- _Dataset extract_:

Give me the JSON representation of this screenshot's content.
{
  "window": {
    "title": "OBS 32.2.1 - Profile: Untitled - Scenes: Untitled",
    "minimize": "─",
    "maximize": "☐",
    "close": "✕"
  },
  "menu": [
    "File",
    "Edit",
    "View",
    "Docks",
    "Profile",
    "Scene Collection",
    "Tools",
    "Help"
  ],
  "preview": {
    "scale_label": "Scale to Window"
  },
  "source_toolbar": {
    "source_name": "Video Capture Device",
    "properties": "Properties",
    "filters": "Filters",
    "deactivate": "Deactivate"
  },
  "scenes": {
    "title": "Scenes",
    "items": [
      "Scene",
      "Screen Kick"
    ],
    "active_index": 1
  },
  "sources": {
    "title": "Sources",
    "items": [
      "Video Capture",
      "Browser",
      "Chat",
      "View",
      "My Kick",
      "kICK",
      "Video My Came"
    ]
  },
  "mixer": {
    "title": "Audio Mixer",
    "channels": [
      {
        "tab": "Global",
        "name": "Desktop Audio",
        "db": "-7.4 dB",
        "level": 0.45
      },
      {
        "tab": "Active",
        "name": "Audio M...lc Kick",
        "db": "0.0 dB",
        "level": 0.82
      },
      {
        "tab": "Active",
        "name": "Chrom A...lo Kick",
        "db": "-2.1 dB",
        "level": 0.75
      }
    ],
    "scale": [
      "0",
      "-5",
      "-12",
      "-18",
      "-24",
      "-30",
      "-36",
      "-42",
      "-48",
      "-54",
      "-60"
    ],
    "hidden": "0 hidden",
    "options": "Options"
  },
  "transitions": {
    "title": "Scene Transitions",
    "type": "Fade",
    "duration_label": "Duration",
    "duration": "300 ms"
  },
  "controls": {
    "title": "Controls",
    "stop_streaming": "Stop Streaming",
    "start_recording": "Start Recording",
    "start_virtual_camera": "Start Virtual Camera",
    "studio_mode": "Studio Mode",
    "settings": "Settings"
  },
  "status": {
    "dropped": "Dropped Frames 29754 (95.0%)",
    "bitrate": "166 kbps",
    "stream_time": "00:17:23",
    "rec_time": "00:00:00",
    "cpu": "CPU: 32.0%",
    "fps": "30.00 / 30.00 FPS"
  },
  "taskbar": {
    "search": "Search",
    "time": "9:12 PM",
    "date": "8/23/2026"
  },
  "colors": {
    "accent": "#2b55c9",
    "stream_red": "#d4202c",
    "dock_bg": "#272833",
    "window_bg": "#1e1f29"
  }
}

- _What you are asked to do_:
Find the lines holding "Capture" and list every one.

- _Worked answer_:
    "source_name": "Video Capture Device",
      "Video Capture",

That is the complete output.